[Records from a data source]
● ● ● ●
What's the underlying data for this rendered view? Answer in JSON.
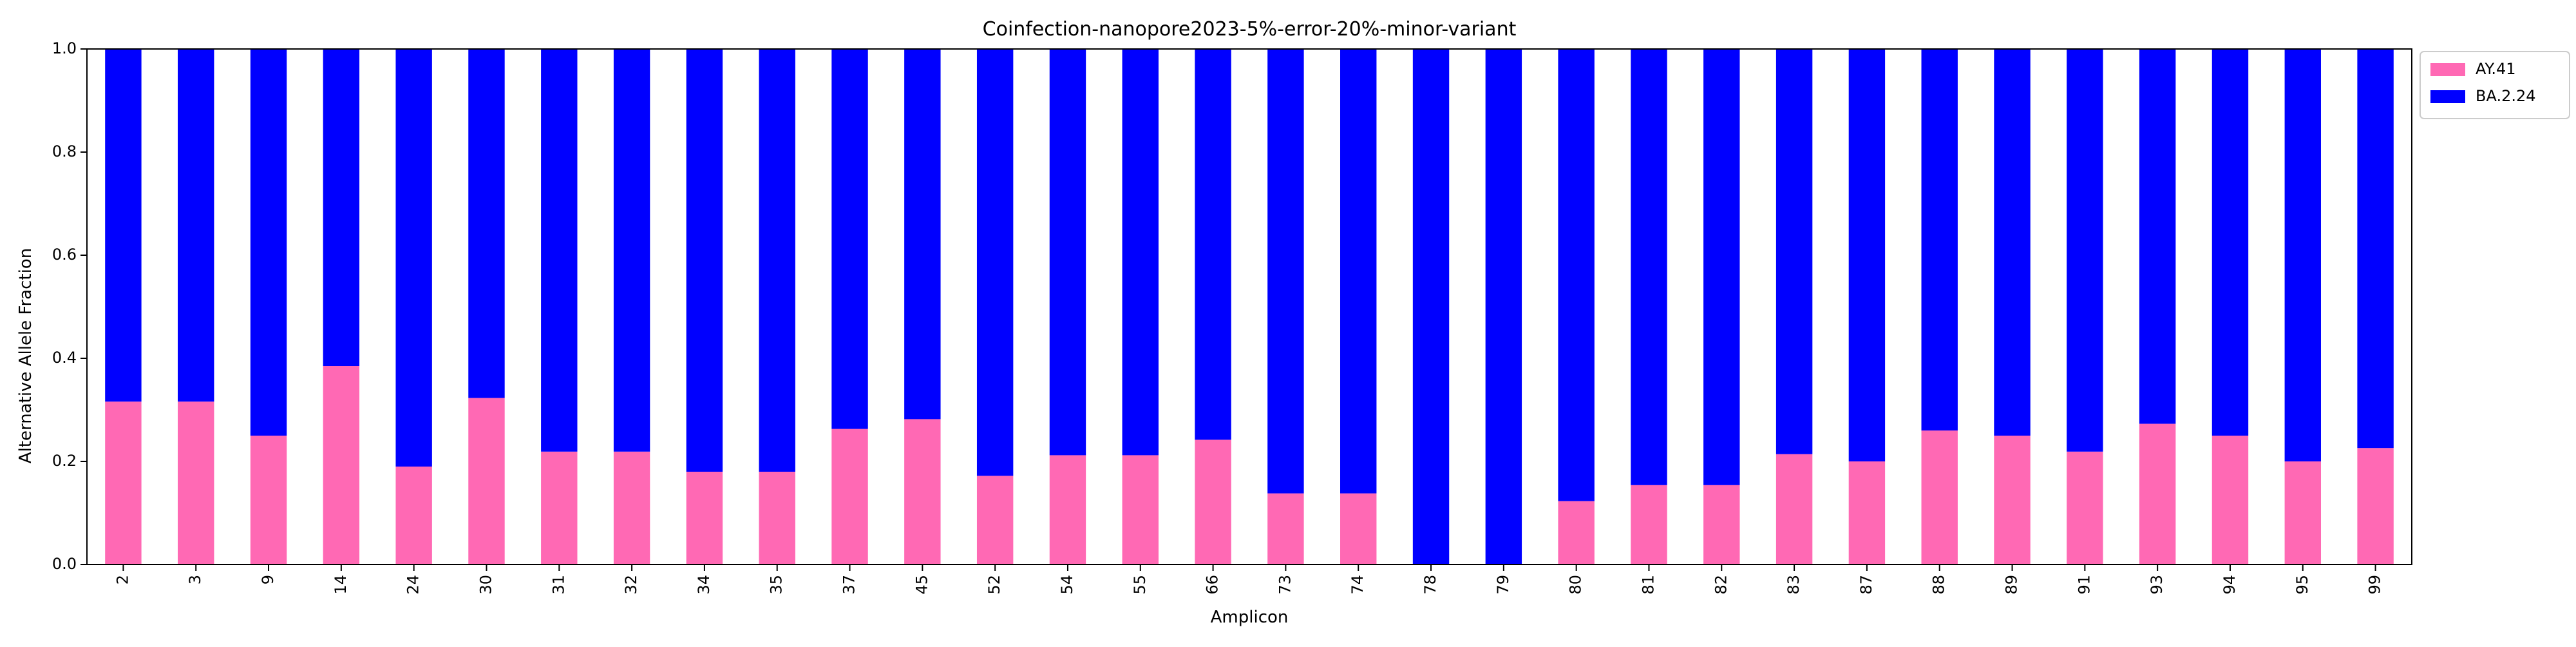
{
  "chart_data": {
    "type": "bar",
    "stacked": true,
    "title": "Coinfection-nanopore2023-5%-error-20%-minor-variant",
    "xlabel": "Amplicon",
    "ylabel": "Alternative Allele Fraction",
    "ylim": [
      0,
      1.0
    ],
    "yticks": [
      "0.0",
      "0.2",
      "0.4",
      "0.6",
      "0.8",
      "1.0"
    ],
    "grid": false,
    "legend_position": "outside-top-right",
    "categories": [
      "2",
      "3",
      "9",
      "14",
      "24",
      "30",
      "31",
      "32",
      "34",
      "35",
      "37",
      "45",
      "52",
      "54",
      "55",
      "66",
      "73",
      "74",
      "78",
      "79",
      "80",
      "81",
      "82",
      "83",
      "87",
      "88",
      "89",
      "91",
      "93",
      "94",
      "95",
      "99"
    ],
    "series": [
      {
        "name": "AY.41",
        "color": "#ff69b4",
        "values": [
          0.316,
          0.316,
          0.25,
          0.385,
          0.19,
          0.323,
          0.219,
          0.219,
          0.18,
          0.18,
          0.263,
          0.282,
          0.172,
          0.212,
          0.212,
          0.242,
          0.138,
          0.138,
          0.0,
          0.0,
          0.123,
          0.154,
          0.154,
          0.214,
          0.2,
          0.26,
          0.25,
          0.219,
          0.273,
          0.25,
          0.2,
          0.226
        ]
      },
      {
        "name": "BA.2.24",
        "color": "#0000ff",
        "values": [
          0.684,
          0.684,
          0.75,
          0.615,
          0.81,
          0.677,
          0.781,
          0.781,
          0.82,
          0.82,
          0.737,
          0.718,
          0.828,
          0.788,
          0.788,
          0.758,
          0.862,
          0.862,
          1.0,
          1.0,
          0.877,
          0.846,
          0.846,
          0.786,
          0.8,
          0.74,
          0.75,
          0.781,
          0.727,
          0.75,
          0.8,
          0.774
        ]
      }
    ]
  }
}
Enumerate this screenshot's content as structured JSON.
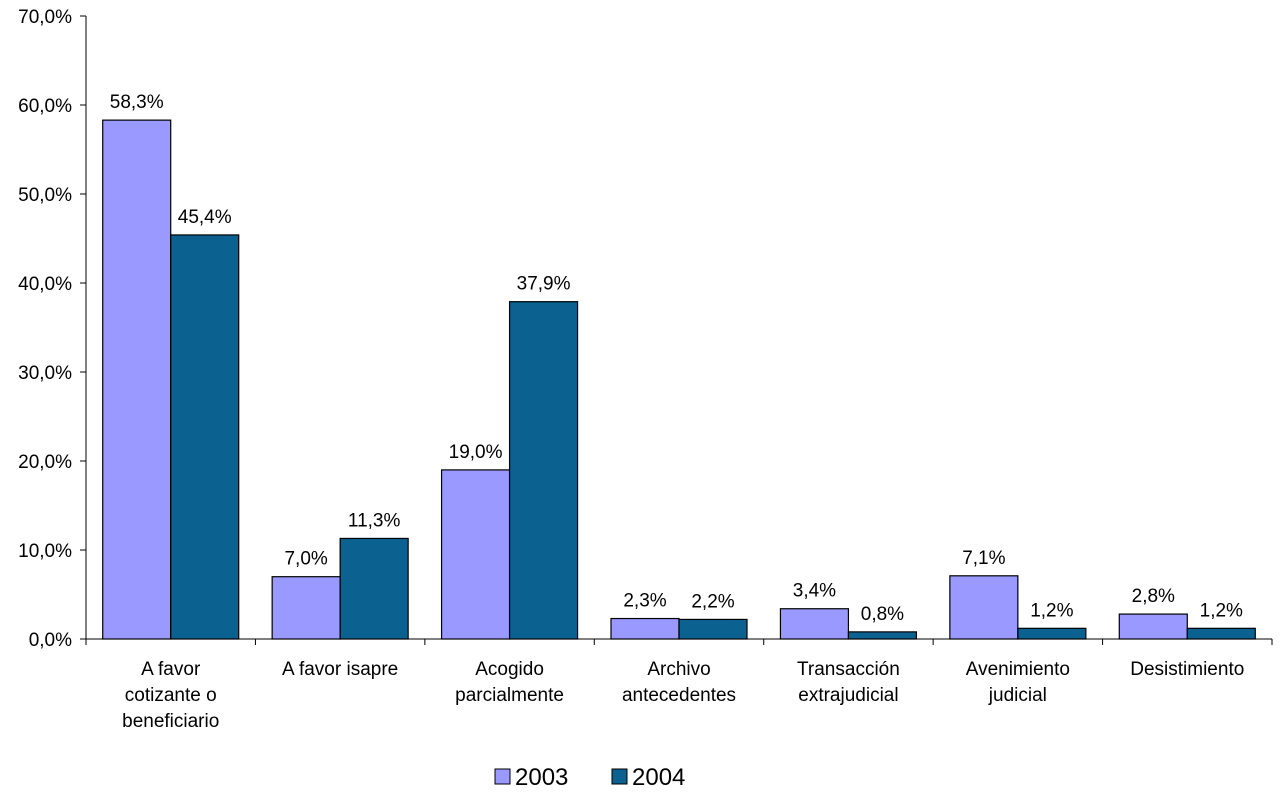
{
  "chart_data": {
    "type": "bar",
    "title": "",
    "xlabel": "",
    "ylabel": "",
    "ylim": [
      0,
      70
    ],
    "y_ticks": [
      "0,0%",
      "10,0%",
      "20,0%",
      "30,0%",
      "40,0%",
      "50,0%",
      "60,0%",
      "70,0%"
    ],
    "grid": false,
    "legend_position": "bottom",
    "categories": [
      [
        "A favor",
        "cotizante o",
        "beneficiario"
      ],
      [
        "A favor isapre"
      ],
      [
        "Acogido",
        "parcialmente"
      ],
      [
        "Archivo",
        "antecedentes"
      ],
      [
        "Transacción",
        "extrajudicial"
      ],
      [
        "Avenimiento",
        "judicial"
      ],
      [
        "Desistimiento"
      ]
    ],
    "series": [
      {
        "name": "2003",
        "color": "#9999ff",
        "values": [
          58.3,
          7.0,
          19.0,
          2.3,
          3.4,
          7.1,
          2.8
        ],
        "labels": [
          "58,3%",
          "7,0%",
          "19,0%",
          "2,3%",
          "3,4%",
          "7,1%",
          "2,8%"
        ]
      },
      {
        "name": "2004",
        "color": "#0b6190",
        "values": [
          45.4,
          11.3,
          37.9,
          2.2,
          0.8,
          1.2,
          1.2
        ],
        "labels": [
          "45,4%",
          "11,3%",
          "37,9%",
          "2,2%",
          "0,8%",
          "1,2%",
          "1,2%"
        ]
      }
    ]
  }
}
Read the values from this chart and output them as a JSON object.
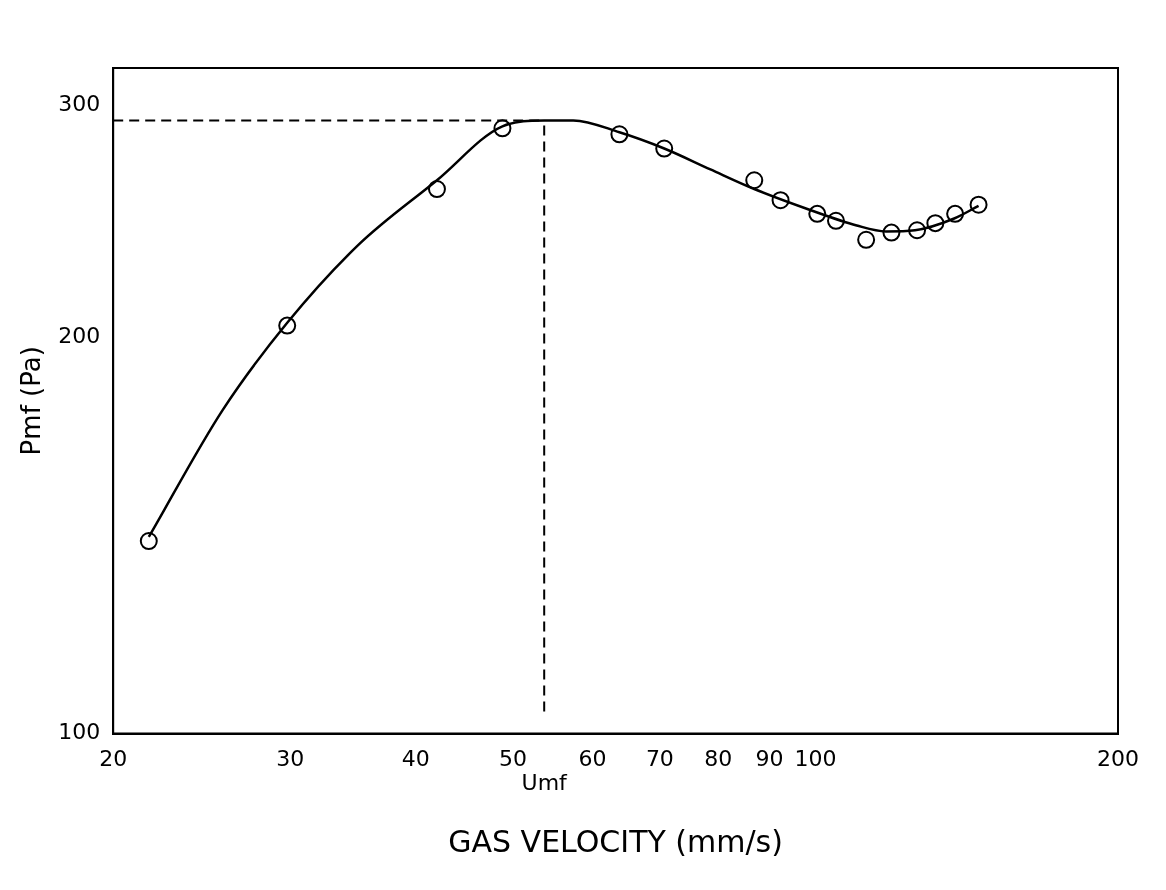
{
  "chart_data": {
    "type": "scatter",
    "xlabel": "GAS VELOCITY (mm/s)",
    "ylabel": "Pmf (Pa)",
    "log": "xy",
    "xlim": [
      20,
      200
    ],
    "ylim": [
      100,
      320
    ],
    "xticks": [
      20,
      30,
      40,
      50,
      60,
      70,
      80,
      90,
      100,
      200
    ],
    "yticks": [
      100,
      200,
      300
    ],
    "grid": false,
    "legend": false,
    "series": [
      {
        "type": "scatter",
        "color": "#000000",
        "marker": "circle",
        "x": [
          21.7,
          29.8,
          42.0,
          48.8,
          63.8,
          70.7,
          86.9,
          92.3,
          100.4,
          104.8,
          112.3,
          119,
          126.2,
          131.6,
          137.7,
          145.3
        ],
        "values": [
          140,
          204,
          259,
          288,
          285,
          278,
          263,
          254,
          248,
          245,
          237,
          240,
          241,
          244,
          248,
          252
        ]
      },
      {
        "type": "line",
        "color": "#000000",
        "marker": "none",
        "line_style": "solid",
        "x": [
          21.7,
          25.7,
          29.8,
          35.1,
          42.0,
          48.8,
          53.7,
          57.4,
          63.8,
          70.7,
          78.6,
          86.9,
          98.3,
          109.9,
          117.5,
          125.6,
          137.4,
          145.3
        ],
        "values": [
          141,
          176,
          205,
          235,
          263,
          289,
          292,
          292,
          286,
          278,
          268,
          259,
          250,
          243,
          240.5,
          241,
          246,
          251.5
        ]
      }
    ],
    "ref_lines": [
      {
        "axis": "y",
        "value": 292,
        "line_style": "dashed"
      },
      {
        "axis": "x",
        "value": 53.7,
        "label": "Umf",
        "line_style": "dashed"
      }
    ]
  }
}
● ● ● ●
== WHAT NEEDS TO BE DONE ==
From the entries above, copy out every line where the string "this" appears.

== WORKED SOLUTION ==
What's the underlying data for this rendered view? Answer in JSON.
Enumerate this screenshot's content as structured JSON.
Read the values from this chart and output them as a JSON object.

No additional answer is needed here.